>> Start Input for this task

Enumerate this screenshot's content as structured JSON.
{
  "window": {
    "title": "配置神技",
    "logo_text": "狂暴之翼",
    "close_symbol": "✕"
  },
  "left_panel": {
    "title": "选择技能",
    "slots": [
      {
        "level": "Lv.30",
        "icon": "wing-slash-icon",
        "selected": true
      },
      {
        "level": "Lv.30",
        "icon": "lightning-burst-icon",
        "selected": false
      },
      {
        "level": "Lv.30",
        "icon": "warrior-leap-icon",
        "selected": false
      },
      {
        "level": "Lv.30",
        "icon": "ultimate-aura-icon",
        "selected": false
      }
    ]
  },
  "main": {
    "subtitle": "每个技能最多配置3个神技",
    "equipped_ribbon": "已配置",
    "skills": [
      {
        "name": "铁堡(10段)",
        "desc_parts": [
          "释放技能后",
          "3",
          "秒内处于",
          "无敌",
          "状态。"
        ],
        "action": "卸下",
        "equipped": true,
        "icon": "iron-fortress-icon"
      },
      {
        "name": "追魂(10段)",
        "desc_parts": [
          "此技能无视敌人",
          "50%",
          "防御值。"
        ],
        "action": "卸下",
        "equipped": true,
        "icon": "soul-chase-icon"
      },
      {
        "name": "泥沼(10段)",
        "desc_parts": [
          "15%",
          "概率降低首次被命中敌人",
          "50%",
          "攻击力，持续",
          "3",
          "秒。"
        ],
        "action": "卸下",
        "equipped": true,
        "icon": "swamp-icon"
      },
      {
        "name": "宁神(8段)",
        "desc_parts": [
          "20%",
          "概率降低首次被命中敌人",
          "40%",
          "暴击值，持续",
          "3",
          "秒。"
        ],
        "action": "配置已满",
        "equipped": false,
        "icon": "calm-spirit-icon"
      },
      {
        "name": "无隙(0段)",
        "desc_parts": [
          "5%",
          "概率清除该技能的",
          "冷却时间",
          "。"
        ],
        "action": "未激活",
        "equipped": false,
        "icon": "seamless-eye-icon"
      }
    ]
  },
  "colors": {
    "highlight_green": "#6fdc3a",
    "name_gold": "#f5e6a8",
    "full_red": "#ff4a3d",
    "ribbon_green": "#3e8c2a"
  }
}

>> End Input for this task

### Task goal
Please reproduce each line exactly as written.

### Correct result
Enumerate this screenshot's content as structured JSON.
{
  "window": {
    "title": "配置神技",
    "logo_text": "狂暴之翼",
    "close_symbol": "✕"
  },
  "left_panel": {
    "title": "选择技能",
    "slots": [
      {
        "level": "Lv.30",
        "icon": "wing-slash-icon",
        "selected": true
      },
      {
        "level": "Lv.30",
        "icon": "lightning-burst-icon",
        "selected": false
      },
      {
        "level": "Lv.30",
        "icon": "warrior-leap-icon",
        "selected": false
      },
      {
        "level": "Lv.30",
        "icon": "ultimate-aura-icon",
        "selected": false
      }
    ]
  },
  "main": {
    "subtitle": "每个技能最多配置3个神技",
    "equipped_ribbon": "已配置",
    "skills": [
      {
        "name": "铁堡(10段)",
        "desc_parts": [
          "释放技能后",
          "3",
          "秒内处于",
          "无敌",
          "状态。"
        ],
        "action": "卸下",
        "equipped": true,
        "icon": "iron-fortress-icon"
      },
      {
        "name": "追魂(10段)",
        "desc_parts": [
          "此技能无视敌人",
          "50%",
          "防御值。"
        ],
        "action": "卸下",
        "equipped": true,
        "icon": "soul-chase-icon"
      },
      {
        "name": "泥沼(10段)",
        "desc_parts": [
          "15%",
          "概率降低首次被命中敌人",
          "50%",
          "攻击力，持续",
          "3",
          "秒。"
        ],
        "action": "卸下",
        "equipped": true,
        "icon": "swamp-icon"
      },
      {
        "name": "宁神(8段)",
        "desc_parts": [
          "20%",
          "概率降低首次被命中敌人",
          "40%",
          "暴击值，持续",
          "3",
          "秒。"
        ],
        "action": "配置已满",
        "equipped": false,
        "icon": "calm-spirit-icon"
      },
      {
        "name": "无隙(0段)",
        "desc_parts": [
          "5%",
          "概率清除该技能的",
          "冷却时间",
          "。"
        ],
        "action": "未激活",
        "equipped": false,
        "icon": "seamless-eye-icon"
      }
    ]
  },
  "colors": {
    "highlight_green": "#6fdc3a",
    "name_gold": "#f5e6a8",
    "full_red": "#ff4a3d",
    "ribbon_green": "#3e8c2a"
  }
}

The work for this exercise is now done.